EXERCISE AIM:
The data below needs to be returned exactly, line for line.
########################################
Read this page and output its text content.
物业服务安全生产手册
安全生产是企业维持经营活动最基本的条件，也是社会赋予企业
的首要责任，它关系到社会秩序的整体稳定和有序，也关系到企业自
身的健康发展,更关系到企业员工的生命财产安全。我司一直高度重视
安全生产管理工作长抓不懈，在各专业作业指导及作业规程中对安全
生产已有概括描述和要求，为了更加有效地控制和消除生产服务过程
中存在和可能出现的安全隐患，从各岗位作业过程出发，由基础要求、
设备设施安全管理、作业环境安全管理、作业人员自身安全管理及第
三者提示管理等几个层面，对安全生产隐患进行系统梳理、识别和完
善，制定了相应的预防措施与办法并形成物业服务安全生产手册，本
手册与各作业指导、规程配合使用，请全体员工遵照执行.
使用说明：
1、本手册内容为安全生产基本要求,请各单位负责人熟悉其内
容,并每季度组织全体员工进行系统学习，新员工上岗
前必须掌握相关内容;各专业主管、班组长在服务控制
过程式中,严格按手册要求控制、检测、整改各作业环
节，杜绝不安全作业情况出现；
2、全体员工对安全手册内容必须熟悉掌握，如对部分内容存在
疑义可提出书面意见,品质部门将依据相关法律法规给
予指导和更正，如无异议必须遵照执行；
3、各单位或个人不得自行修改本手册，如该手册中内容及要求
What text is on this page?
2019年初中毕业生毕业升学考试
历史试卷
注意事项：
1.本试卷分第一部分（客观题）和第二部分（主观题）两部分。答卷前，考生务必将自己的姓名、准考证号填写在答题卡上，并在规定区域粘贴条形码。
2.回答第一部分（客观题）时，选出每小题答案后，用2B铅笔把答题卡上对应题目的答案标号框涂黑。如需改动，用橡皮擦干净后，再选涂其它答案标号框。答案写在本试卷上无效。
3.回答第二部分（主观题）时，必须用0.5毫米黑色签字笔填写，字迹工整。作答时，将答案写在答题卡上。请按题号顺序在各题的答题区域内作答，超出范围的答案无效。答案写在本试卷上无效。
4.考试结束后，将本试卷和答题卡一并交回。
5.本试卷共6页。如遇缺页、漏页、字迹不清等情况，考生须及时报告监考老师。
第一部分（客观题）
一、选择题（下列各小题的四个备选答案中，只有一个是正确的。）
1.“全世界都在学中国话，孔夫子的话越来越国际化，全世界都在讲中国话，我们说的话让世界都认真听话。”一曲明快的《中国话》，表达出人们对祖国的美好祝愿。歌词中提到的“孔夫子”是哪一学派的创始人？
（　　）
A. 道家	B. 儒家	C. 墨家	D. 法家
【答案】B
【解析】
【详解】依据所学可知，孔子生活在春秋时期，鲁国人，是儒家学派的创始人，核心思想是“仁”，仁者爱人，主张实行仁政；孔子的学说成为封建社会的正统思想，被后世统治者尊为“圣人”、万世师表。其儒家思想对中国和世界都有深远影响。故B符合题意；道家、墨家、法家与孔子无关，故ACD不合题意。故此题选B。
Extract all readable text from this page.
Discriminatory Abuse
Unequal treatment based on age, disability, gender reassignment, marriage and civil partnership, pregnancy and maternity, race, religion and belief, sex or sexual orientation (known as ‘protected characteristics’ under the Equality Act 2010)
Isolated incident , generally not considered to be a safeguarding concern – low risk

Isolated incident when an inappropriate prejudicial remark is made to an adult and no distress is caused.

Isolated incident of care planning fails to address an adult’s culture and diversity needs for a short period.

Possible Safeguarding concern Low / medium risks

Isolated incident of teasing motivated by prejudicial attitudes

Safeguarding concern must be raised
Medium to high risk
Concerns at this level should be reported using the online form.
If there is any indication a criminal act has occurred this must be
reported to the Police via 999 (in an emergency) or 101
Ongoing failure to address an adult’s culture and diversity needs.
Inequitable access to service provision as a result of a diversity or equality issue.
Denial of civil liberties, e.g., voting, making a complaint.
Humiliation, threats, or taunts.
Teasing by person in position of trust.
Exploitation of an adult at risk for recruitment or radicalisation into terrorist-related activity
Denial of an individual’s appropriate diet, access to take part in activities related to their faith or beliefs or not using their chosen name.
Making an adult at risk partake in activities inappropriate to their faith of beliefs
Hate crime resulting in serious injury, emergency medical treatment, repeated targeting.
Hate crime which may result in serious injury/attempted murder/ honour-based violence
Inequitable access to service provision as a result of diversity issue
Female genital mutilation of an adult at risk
########################################
RESULT:
Read this page and output its text content.
物业服务安全生产手册
安全生产是企业维持经营活动最基本的条件，也是社会赋予企业
的首要责任，它关系到社会秩序的整体稳定和有序，也关系到企业自
身的健康发展,更关系到企业员工的生命财产安全。我司一直高度重视
安全生产管理工作长抓不懈，在各专业作业指导及作业规程中对安全
生产已有概括描述和要求，为了更加有效地控制和消除生产服务过程
中存在和可能出现的安全隐患，从各岗位作业过程出发，由基础要求、
设备设施安全管理、作业环境安全管理、作业人员自身安全管理及第
三者提示管理等几个层面，对安全生产隐患进行系统梳理、识别和完
善，制定了相应的预防措施与办法并形成物业服务安全生产手册，本
手册与各作业指导、规程配合使用，请全体员工遵照执行.
使用说明：
1、本手册内容为安全生产基本要求,请各单位负责人熟悉其内
容,并每季度组织全体员工进行系统学习，新员工上岗
前必须掌握相关内容;各专业主管、班组长在服务控制
过程式中,严格按手册要求控制、检测、整改各作业环
节，杜绝不安全作业情况出现；
2、全体员工对安全手册内容必须熟悉掌握，如对部分内容存在
疑义可提出书面意见,品质部门将依据相关法律法规给
予指导和更正，如无异议必须遵照执行；
3、各单位或个人不得自行修改本手册，如该手册中内容及要求
What text is on this page?
2019年初中毕业生毕业升学考试
历史试卷
注意事项：
1.本试卷分第一部分（客观题）和第二部分（主观题）两部分。答卷前，考生务必将自己的姓名、准考证号填写在答题卡上，并在规定区域粘贴条形码。
2.回答第一部分（客观题）时，选出每小题答案后，用2B铅笔把答题卡上对应题目的答案标号框涂黑。如需改动，用橡皮擦干净后，再选涂其它答案标号框。答案写在本试卷上无效。
3.回答第二部分（主观题）时，必须用0.5毫米黑色签字笔填写，字迹工整。作答时，将答案写在答题卡上。请按题号顺序在各题的答题区域内作答，超出范围的答案无效。答案写在本试卷上无效。
4.考试结束后，将本试卷和答题卡一并交回。
5.本试卷共6页。如遇缺页、漏页、字迹不清等情况，考生须及时报告监考老师。
第一部分（客观题）
一、选择题（下列各小题的四个备选答案中，只有一个是正确的。）
1.“全世界都在学中国话，孔夫子的话越来越国际化，全世界都在讲中国话，我们说的话让世界都认真听话。”一曲明快的《中国话》，表达出人们对祖国的美好祝愿。歌词中提到的“孔夫子”是哪一学派的创始人？
（　　）
A. 道家	B. 儒家	C. 墨家	D. 法家
【答案】B
【解析】
【详解】依据所学可知，孔子生活在春秋时期，鲁国人，是儒家学派的创始人，核心思想是“仁”，仁者爱人，主张实行仁政；孔子的学说成为封建社会的正统思想，被后世统治者尊为“圣人”、万世师表。其儒家思想对中国和世界都有深远影响。故B符合题意；道家、墨家、法家与孔子无关，故ACD不合题意。故此题选B。
Extract all readable text from this page.
Discriminatory Abuse
Unequal treatment based on age, disability, gender reassignment, marriage and civil partnership, pregnancy and maternity, race, religion and belief, sex or sexual orientation (known as ‘protected characteristics’ under the Equality Act 2010)
Isolated incident , generally not considered to be a safeguarding concern – low risk

Isolated incident when an inappropriate prejudicial remark is made to an adult and no distress is caused.

Isolated incident of care planning fails to address an adult’s culture and diversity needs for a short period.

Possible Safeguarding concern Low / medium risks

Isolated incident of teasing motivated by prejudicial attitudes

Safeguarding concern must be raised
Medium to high risk
Concerns at this level should be reported using the online form.
If there is any indication a criminal act has occurred this must be
reported to the Police via 999 (in an emergency) or 101
Ongoing failure to address an adult’s culture and diversity needs.
Inequitable access to service provision as a result of a diversity or equality issue.
Denial of civil liberties, e.g., voting, making a complaint.
Humiliation, threats, or taunts.
Teasing by person in position of trust.
Exploitation of an adult at risk for recruitment or radicalisation into terrorist-related activity
Denial of an individual’s appropriate diet, access to take part in activities related to their faith or beliefs or not using their chosen name.
Making an adult at risk partake in activities inappropriate to their faith of beliefs
Hate crime resulting in serious injury, emergency medical treatment, repeated targeting.
Hate crime which may result in serious injury/attempted murder/ honour-based violence
Inequitable access to service provision as a result of diversity issue
Female genital mutilation of an adult at risk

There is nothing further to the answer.